Task to complete -> Write each record again exactly as it stands.

Supplied entries ->
====
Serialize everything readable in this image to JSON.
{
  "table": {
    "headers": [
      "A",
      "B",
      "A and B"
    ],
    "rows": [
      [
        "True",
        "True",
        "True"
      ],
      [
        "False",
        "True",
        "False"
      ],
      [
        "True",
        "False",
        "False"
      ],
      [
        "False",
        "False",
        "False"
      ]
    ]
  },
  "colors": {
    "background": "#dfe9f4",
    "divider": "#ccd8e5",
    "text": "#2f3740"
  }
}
====
The solution ->
Serialize everything readable in this image to JSON.
{
  "table": {
    "headers": [
      "A",
      "B",
      "A and B"
    ],
    "rows": [
      [
        "True",
        "True",
        "True"
      ],
      [
        "False",
        "True",
        "False"
      ],
      [
        "True",
        "False",
        "False"
      ],
      [
        "False",
        "False",
        "False"
      ]
    ]
  },
  "colors": {
    "background": "#dfe9f4",
    "divider": "#ccd8e5",
    "text": "#2f3740"
  }
}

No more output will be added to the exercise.